Work instructions.
Exactly repeat the material, dropping every picture from the copy.

Supplied records.
>> Start

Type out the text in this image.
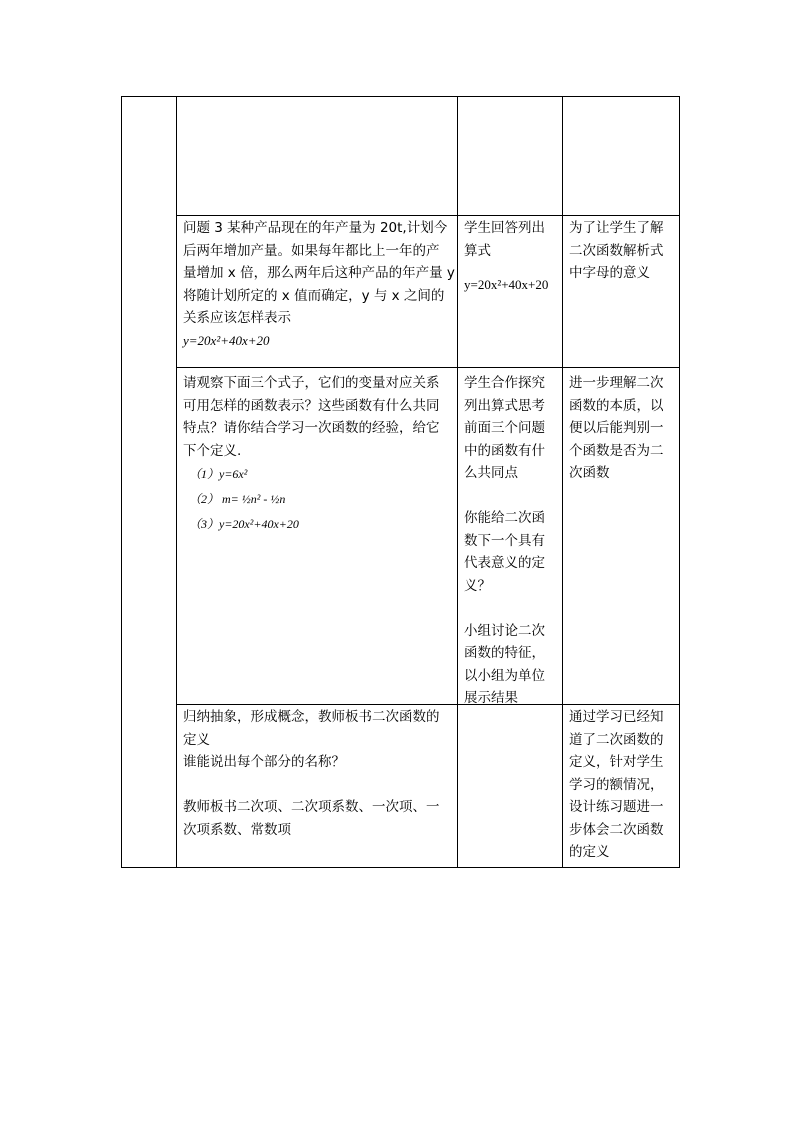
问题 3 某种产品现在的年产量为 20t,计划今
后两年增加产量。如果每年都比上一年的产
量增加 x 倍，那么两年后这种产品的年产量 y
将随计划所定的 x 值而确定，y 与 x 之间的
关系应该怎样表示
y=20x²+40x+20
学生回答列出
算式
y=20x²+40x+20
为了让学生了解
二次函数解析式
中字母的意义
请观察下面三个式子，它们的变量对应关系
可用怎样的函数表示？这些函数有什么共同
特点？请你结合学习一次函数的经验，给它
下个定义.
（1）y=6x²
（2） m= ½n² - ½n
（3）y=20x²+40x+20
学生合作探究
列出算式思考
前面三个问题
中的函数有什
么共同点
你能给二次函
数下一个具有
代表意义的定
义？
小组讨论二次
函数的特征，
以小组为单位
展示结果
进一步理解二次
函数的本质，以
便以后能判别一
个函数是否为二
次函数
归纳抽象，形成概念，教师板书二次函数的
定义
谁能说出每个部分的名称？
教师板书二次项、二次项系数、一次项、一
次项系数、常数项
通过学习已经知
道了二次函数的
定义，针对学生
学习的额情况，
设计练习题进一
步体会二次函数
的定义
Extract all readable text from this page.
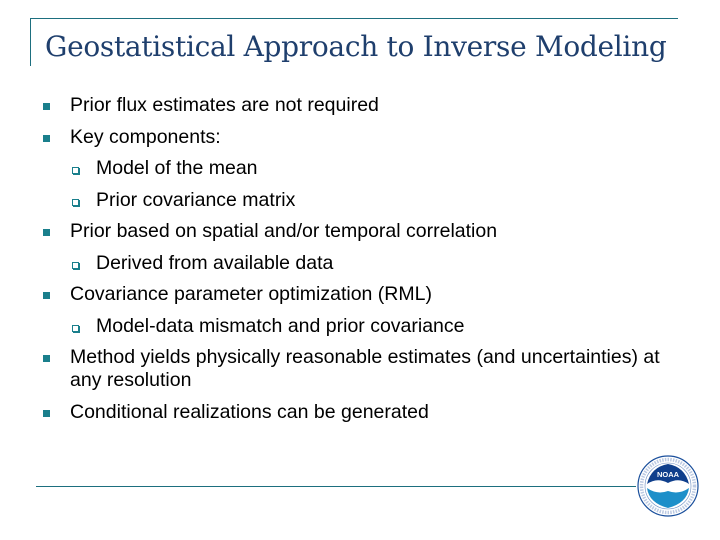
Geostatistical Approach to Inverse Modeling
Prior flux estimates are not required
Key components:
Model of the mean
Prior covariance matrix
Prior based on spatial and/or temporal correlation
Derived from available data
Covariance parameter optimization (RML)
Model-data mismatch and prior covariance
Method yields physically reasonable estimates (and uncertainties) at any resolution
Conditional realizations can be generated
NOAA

>> End

Completed exercise.
Type out the text in this image.
问题 3 某种产品现在的年产量为 20t,计划今
后两年增加产量。如果每年都比上一年的产
量增加 x 倍，那么两年后这种产品的年产量 y
将随计划所定的 x 值而确定，y 与 x 之间的
关系应该怎样表示
y=20x²+40x+20
学生回答列出
算式
y=20x²+40x+20
为了让学生了解
二次函数解析式
中字母的意义
请观察下面三个式子，它们的变量对应关系
可用怎样的函数表示？这些函数有什么共同
特点？请你结合学习一次函数的经验，给它
下个定义.
（1）y=6x²
（2） m= ½n² - ½n
（3）y=20x²+40x+20
学生合作探究
列出算式思考
前面三个问题
中的函数有什
么共同点
你能给二次函
数下一个具有
代表意义的定
义？
小组讨论二次
函数的特征，
以小组为单位
展示结果
进一步理解二次
函数的本质，以
便以后能判别一
个函数是否为二
次函数
归纳抽象，形成概念，教师板书二次函数的
定义
谁能说出每个部分的名称？
教师板书二次项、二次项系数、一次项、一
次项系数、常数项
通过学习已经知
道了二次函数的
定义，针对学生
学习的额情况，
设计练习题进一
步体会二次函数
的定义
Extract all readable text from this page.
Geostatistical Approach to Inverse Modeling
Prior flux estimates are not required
Key components:
Model of the mean
Prior covariance matrix
Prior based on spatial and/or temporal correlation
Derived from available data
Covariance parameter optimization (RML)
Model-data mismatch and prior covariance
Method yields physically reasonable estimates (and uncertainties) at any resolution
Conditional realizations can be generated
NOAA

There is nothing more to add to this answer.